● **Data shown**:
================
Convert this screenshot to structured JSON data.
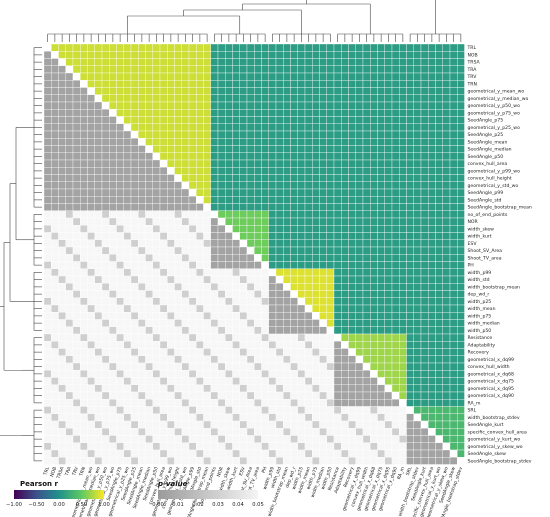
{
  "chart_data": {
    "type": "heatmap",
    "variables": [
      "TRL",
      "NOB",
      "TRSA",
      "TRA",
      "TRV",
      "TRN",
      "geometrical_y_mean_wo",
      "geometrical_y_median_wo",
      "geometrical_y_p50_wo",
      "geometrical_y_p75_wo",
      "SeedAngle_p75",
      "geometrical_y_p25_wo",
      "SeedAngle_p25",
      "SeedAngle_mean",
      "SeedAngle_median",
      "SeedAngle_p50",
      "convex_hull_area",
      "geometrical_y_p99_wo",
      "convex_hull_height",
      "geometrical_y_std_wo",
      "SeedAngle_p99",
      "SeedAngle_std",
      "SeedAngle_bootstrap_mean",
      "no_of_end_points",
      "NOR",
      "width_skew",
      "width_kurt",
      "ESV",
      "Shoot_SV_Area",
      "Shoot_TV_area",
      "PH",
      "width_p99",
      "width_std",
      "width_bootstrap_mean",
      "dep_wd_r",
      "width_p25",
      "width_mean",
      "width_p75",
      "width_median",
      "width_p50",
      "Resistance",
      "Adaptability",
      "Recovery",
      "geometrical_x_dq99",
      "convex_hull_width",
      "geometrical_x_dq68",
      "geometrical_x_dq75",
      "geometrical_x_dq95",
      "geometrical_x_dq90",
      "RA_m",
      "SRL",
      "width_bootstrap_stdev",
      "SeedAngle_kurt",
      "specific_convex_hull_area",
      "geometrical_y_kurt_wo",
      "geometrical_y_skew_wo",
      "SeedAngle_skew",
      "SeedAngle_bootstrap_stdev"
    ],
    "r_blocks": [
      {
        "from": 0,
        "to": 22,
        "value": 0.85
      },
      {
        "from": 23,
        "to": 30,
        "value": 0.55
      },
      {
        "from": 31,
        "to": 39,
        "value": 0.9
      },
      {
        "from": 40,
        "to": 49,
        "value": 0.7
      },
      {
        "from": 50,
        "to": 57,
        "value": 0.35
      }
    ],
    "r_default": 0.1,
    "legend_r": {
      "title": "Pearson r",
      "ticks": [
        "−1.00",
        "−0.50",
        "0.00",
        "0.50",
        "1.00"
      ],
      "colors": [
        "#440154",
        "#3b528b",
        "#21918c",
        "#5ec962",
        "#fde725"
      ]
    },
    "legend_p": {
      "title": "p-value",
      "ticks": [
        "0.00",
        "0.01",
        "0.02",
        "0.03",
        "0.04",
        "0.05"
      ],
      "colors": [
        "#9a9a9a",
        "#c8c8c8",
        "#f4f4f4"
      ]
    },
    "grid": true
  }
}
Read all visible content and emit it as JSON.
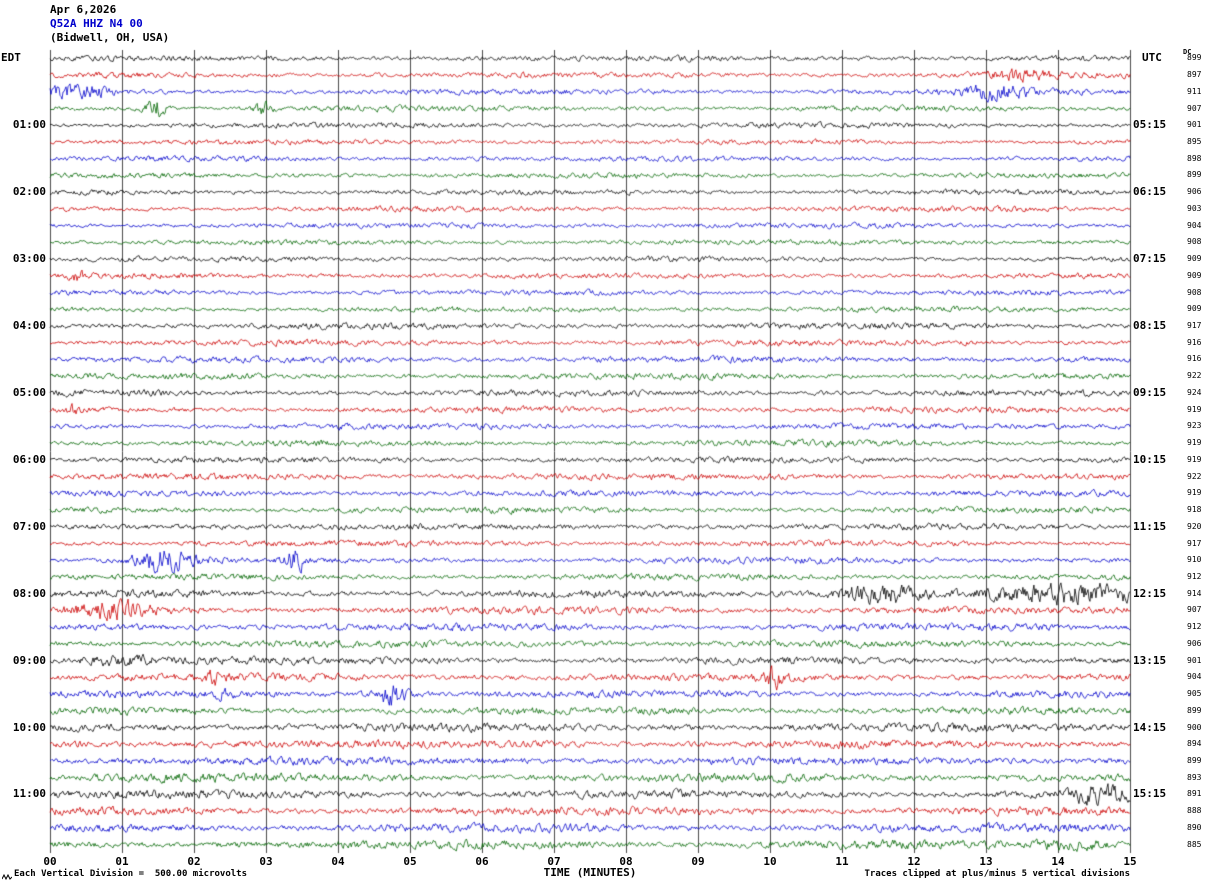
{
  "header": {
    "date": "Apr 6,2026",
    "station": "Q52A HHZ N4 00",
    "location": "(Bidwell, OH, USA)"
  },
  "axis": {
    "left_tz": "EDT",
    "right_tz": "UTC",
    "dc_column": "DC",
    "x_title": "TIME (MINUTES)"
  },
  "footer": {
    "left_note": "Each Vertical Division =  500.00 microvolts",
    "right_note": "Traces clipped at plus/minus 5 vertical divisions"
  },
  "chart_data": {
    "type": "line",
    "subtype": "helicorder-seismogram",
    "minutes_per_row": 15,
    "row_count": 48,
    "trace_color_cycle": [
      "#000000",
      "#cc0000",
      "#0000cc",
      "#006600"
    ],
    "grid_color": "#4a4a4a",
    "x_ticks": [
      "00",
      "01",
      "02",
      "03",
      "04",
      "05",
      "06",
      "07",
      "08",
      "09",
      "10",
      "11",
      "12",
      "13",
      "14",
      "15"
    ],
    "hour_labels": [
      {
        "row": 4,
        "edt": "01:00",
        "utc": "05:15"
      },
      {
        "row": 8,
        "edt": "02:00",
        "utc": "06:15"
      },
      {
        "row": 12,
        "edt": "03:00",
        "utc": "07:15"
      },
      {
        "row": 16,
        "edt": "04:00",
        "utc": "08:15"
      },
      {
        "row": 20,
        "edt": "05:00",
        "utc": "09:15"
      },
      {
        "row": 24,
        "edt": "06:00",
        "utc": "10:15"
      },
      {
        "row": 28,
        "edt": "07:00",
        "utc": "11:15"
      },
      {
        "row": 32,
        "edt": "08:00",
        "utc": "12:15"
      },
      {
        "row": 36,
        "edt": "09:00",
        "utc": "13:15"
      },
      {
        "row": 40,
        "edt": "10:00",
        "utc": "14:15"
      },
      {
        "row": 44,
        "edt": "11:00",
        "utc": "15:15"
      }
    ],
    "dc_values": [
      899,
      897,
      911,
      907,
      901,
      895,
      898,
      899,
      906,
      903,
      904,
      908,
      909,
      909,
      908,
      909,
      917,
      916,
      916,
      922,
      924,
      919,
      923,
      919,
      919,
      922,
      919,
      918,
      920,
      917,
      910,
      912,
      914,
      907,
      912,
      906,
      901,
      904,
      905,
      899,
      900,
      894,
      899,
      893,
      891,
      888,
      890,
      885
    ],
    "noise_amp_bands": [
      [
        0,
        15,
        1.6
      ],
      [
        16,
        31,
        1.85
      ],
      [
        32,
        39,
        2.2
      ],
      [
        40,
        47,
        2.5
      ]
    ],
    "events": [
      {
        "row": 1,
        "minute": 13.5,
        "width": 0.3,
        "amp": 4
      },
      {
        "row": 2,
        "minute": 0.35,
        "width": 0.35,
        "amp": 5
      },
      {
        "row": 2,
        "minute": 13.1,
        "width": 0.35,
        "amp": 5
      },
      {
        "row": 3,
        "minute": 1.45,
        "width": 0.1,
        "amp": 8
      },
      {
        "row": 3,
        "minute": 2.95,
        "width": 0.08,
        "amp": 6
      },
      {
        "row": 13,
        "minute": 0.4,
        "width": 0.08,
        "amp": 5
      },
      {
        "row": 21,
        "minute": 0.3,
        "width": 0.07,
        "amp": 4
      },
      {
        "row": 30,
        "minute": 1.6,
        "width": 0.3,
        "amp": 9
      },
      {
        "row": 30,
        "minute": 3.4,
        "width": 0.07,
        "amp": 13
      },
      {
        "row": 32,
        "minute": 11.5,
        "width": 0.4,
        "amp": 7
      },
      {
        "row": 32,
        "minute": 14.2,
        "width": 0.9,
        "amp": 6
      },
      {
        "row": 33,
        "minute": 0.9,
        "width": 0.35,
        "amp": 6
      },
      {
        "row": 36,
        "minute": 1.0,
        "width": 0.5,
        "amp": 3
      },
      {
        "row": 37,
        "minute": 2.3,
        "width": 0.1,
        "amp": 4
      },
      {
        "row": 37,
        "minute": 10.05,
        "width": 0.1,
        "amp": 6
      },
      {
        "row": 38,
        "minute": 2.4,
        "width": 0.08,
        "amp": 4
      },
      {
        "row": 38,
        "minute": 4.75,
        "width": 0.15,
        "amp": 9
      },
      {
        "row": 44,
        "minute": 14.55,
        "width": 0.25,
        "amp": 6
      },
      {
        "row": 47,
        "minute": 14.2,
        "width": 0.3,
        "amp": 4
      }
    ]
  }
}
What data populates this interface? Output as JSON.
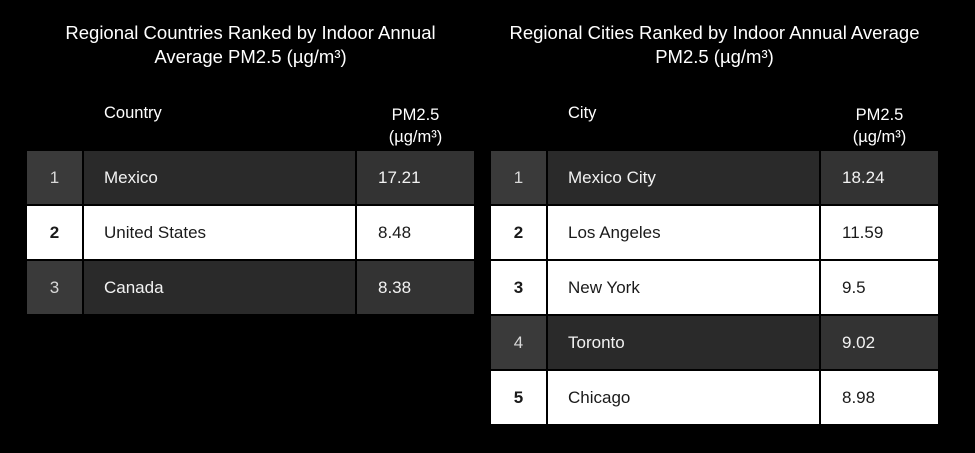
{
  "chart_data": [
    {
      "type": "table",
      "title": "Regional Countries Ranked by Indoor Annual Average PM2.5 (µg/m³)",
      "title_lines": [
        "Regional Countries Ranked by Indoor Annual",
        "Average PM2.5 (µg/m³)"
      ],
      "columns": [
        "",
        "Country",
        "PM2.5 (µg/m³)"
      ],
      "header_value_lines": [
        "PM2.5",
        "(µg/m³)"
      ],
      "rows": [
        {
          "rank": "1",
          "name": "Mexico",
          "value": "17.21",
          "style": "dark"
        },
        {
          "rank": "2",
          "name": "United States",
          "value": "8.48",
          "style": "light"
        },
        {
          "rank": "3",
          "name": "Canada",
          "value": "8.38",
          "style": "dark"
        }
      ]
    },
    {
      "type": "table",
      "title": "Regional Cities Ranked by Indoor Annual Average PM2.5 (µg/m³)",
      "title_lines": [
        "Regional Cities Ranked by Indoor Annual Average",
        "PM2.5 (µg/m³)"
      ],
      "columns": [
        "",
        "City",
        "PM2.5 (µg/m³)"
      ],
      "header_value_lines": [
        "PM2.5",
        "(µg/m³)"
      ],
      "rows": [
        {
          "rank": "1",
          "name": "Mexico City",
          "value": "18.24",
          "style": "dark"
        },
        {
          "rank": "2",
          "name": "Los Angeles",
          "value": "11.59",
          "style": "light"
        },
        {
          "rank": "3",
          "name": "New York",
          "value": "9.5",
          "style": "light"
        },
        {
          "rank": "4",
          "name": "Toronto",
          "value": "9.02",
          "style": "dark"
        },
        {
          "rank": "5",
          "name": "Chicago",
          "value": "8.98",
          "style": "light"
        }
      ]
    }
  ],
  "colors": {
    "background": "#000000",
    "dark_row": "#2e2e2e",
    "light_row": "#ffffff",
    "text_light": "#ffffff",
    "text_dark": "#1a1a1a"
  }
}
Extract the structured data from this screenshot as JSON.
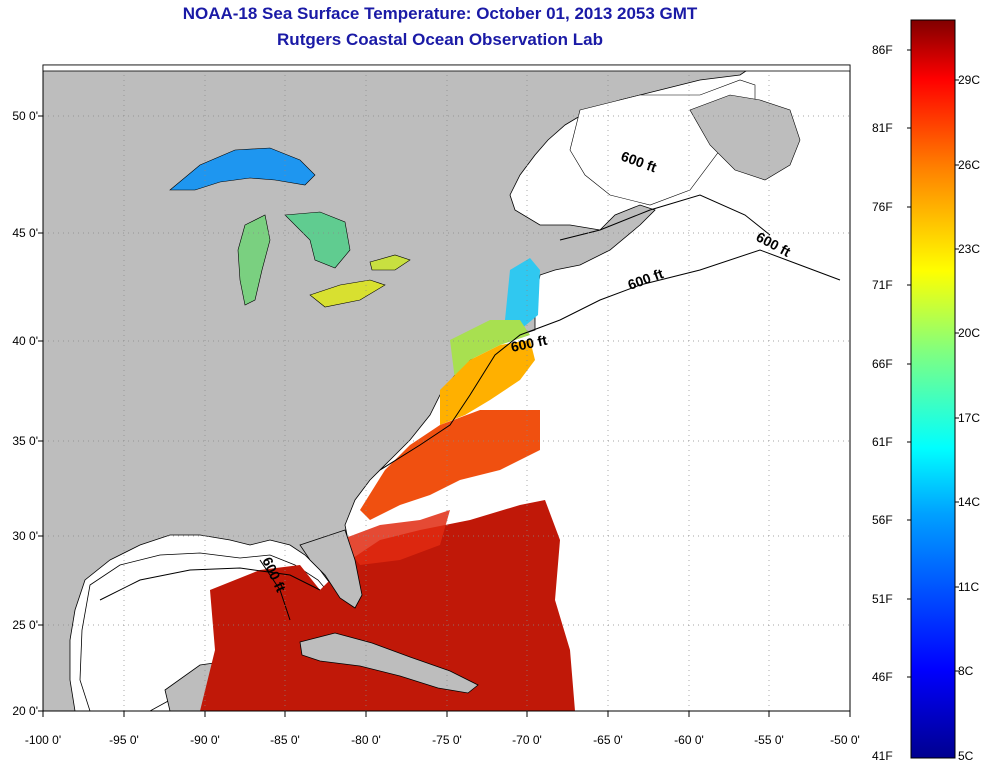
{
  "title": {
    "line1": "NOAA-18 Sea Surface Temperature:  October 01, 2013 2053 GMT",
    "line2": "Rutgers Coastal Ocean Observation Lab"
  },
  "axes": {
    "lat_ticks": [
      "50 0'",
      "45 0'",
      "40 0'",
      "35 0'",
      "30 0'",
      "25 0'",
      "20 0'"
    ],
    "lon_ticks": [
      "-100 0'",
      "-95 0'",
      "-90 0'",
      "-85 0'",
      "-80 0'",
      "-75 0'",
      "-70 0'",
      "-65 0'",
      "-60 0'",
      "-55 0'",
      "-50 0'"
    ]
  },
  "contour_labels": [
    "600 ft",
    "600 ft",
    "600 ft",
    "600 ft",
    "600 ft"
  ],
  "colorbar": {
    "fahrenheit": [
      "86F",
      "81F",
      "76F",
      "71F",
      "66F",
      "61F",
      "56F",
      "51F",
      "46F",
      "41F"
    ],
    "celsius": [
      "29C",
      "26C",
      "23C",
      "20C",
      "17C",
      "14C",
      "11C",
      "8C",
      "5C"
    ],
    "colors": [
      "#00008f",
      "#0000ff",
      "#0080ff",
      "#00ffff",
      "#80ff80",
      "#ffff00",
      "#ff8000",
      "#ff0000",
      "#800000"
    ]
  },
  "map_colors": {
    "land": "#bdbdbd",
    "ocean": "#ffffff",
    "cold_water": "#00b4ff",
    "cool_water": "#60e080",
    "mid_water": "#ffd000",
    "warm_water": "#ff5a00",
    "hot_water": "#c00000"
  }
}
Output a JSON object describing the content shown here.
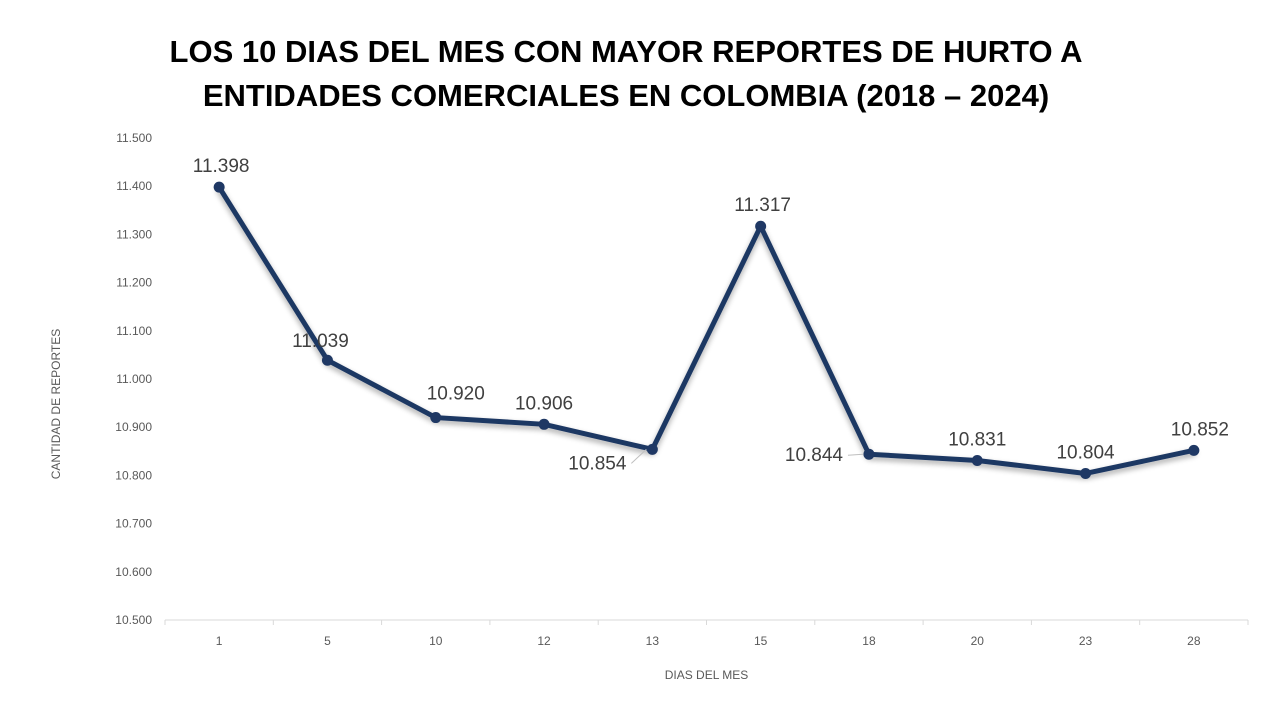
{
  "chart_data": {
    "type": "line",
    "title_lines": [
      "LOS 10 DIAS DEL MES CON MAYOR REPORTES DE HURTO A",
      "ENTIDADES COMERCIALES EN COLOMBIA (2018 – 2024)"
    ],
    "xlabel": "DIAS DEL MES",
    "ylabel": "CANTIDAD DE REPORTES",
    "categories": [
      "1",
      "5",
      "10",
      "12",
      "13",
      "15",
      "18",
      "20",
      "23",
      "28"
    ],
    "values": [
      11398,
      11039,
      10920,
      10906,
      10854,
      11317,
      10844,
      10831,
      10804,
      10852
    ],
    "data_labels": [
      "11.398",
      "11.039",
      "10.920",
      "10.906",
      "10.854",
      "11.317",
      "10.844",
      "10.831",
      "10.804",
      "10.852"
    ],
    "ylim": [
      10500,
      11500
    ],
    "y_ticks": [
      10500,
      10600,
      10700,
      10800,
      10900,
      11000,
      11100,
      11200,
      11300,
      11400,
      11500
    ],
    "y_tick_labels": [
      "10.500",
      "10.600",
      "10.700",
      "10.800",
      "10.900",
      "11.000",
      "11.100",
      "11.200",
      "11.300",
      "11.400",
      "11.500"
    ],
    "grid": false,
    "line_color": "#1f3864",
    "axis_color": "#d9d9d9"
  }
}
================
Write out exactly, and nothing more than, the lines of the entries above from the line containing "Output a JSON" through the final line; omit any pictures.

Output a JSON object describing the content shown here.
{
  "chart_data": {
    "type": "line",
    "title_lines": [
      "LOS 10 DIAS DEL MES CON MAYOR REPORTES DE HURTO A",
      "ENTIDADES COMERCIALES EN COLOMBIA (2018 – 2024)"
    ],
    "xlabel": "DIAS DEL MES",
    "ylabel": "CANTIDAD DE REPORTES",
    "categories": [
      "1",
      "5",
      "10",
      "12",
      "13",
      "15",
      "18",
      "20",
      "23",
      "28"
    ],
    "values": [
      11398,
      11039,
      10920,
      10906,
      10854,
      11317,
      10844,
      10831,
      10804,
      10852
    ],
    "data_labels": [
      "11.398",
      "11.039",
      "10.920",
      "10.906",
      "10.854",
      "11.317",
      "10.844",
      "10.831",
      "10.804",
      "10.852"
    ],
    "ylim": [
      10500,
      11500
    ],
    "y_ticks": [
      10500,
      10600,
      10700,
      10800,
      10900,
      11000,
      11100,
      11200,
      11300,
      11400,
      11500
    ],
    "y_tick_labels": [
      "10.500",
      "10.600",
      "10.700",
      "10.800",
      "10.900",
      "11.000",
      "11.100",
      "11.200",
      "11.300",
      "11.400",
      "11.500"
    ],
    "grid": false,
    "line_color": "#1f3864",
    "axis_color": "#d9d9d9"
  }
}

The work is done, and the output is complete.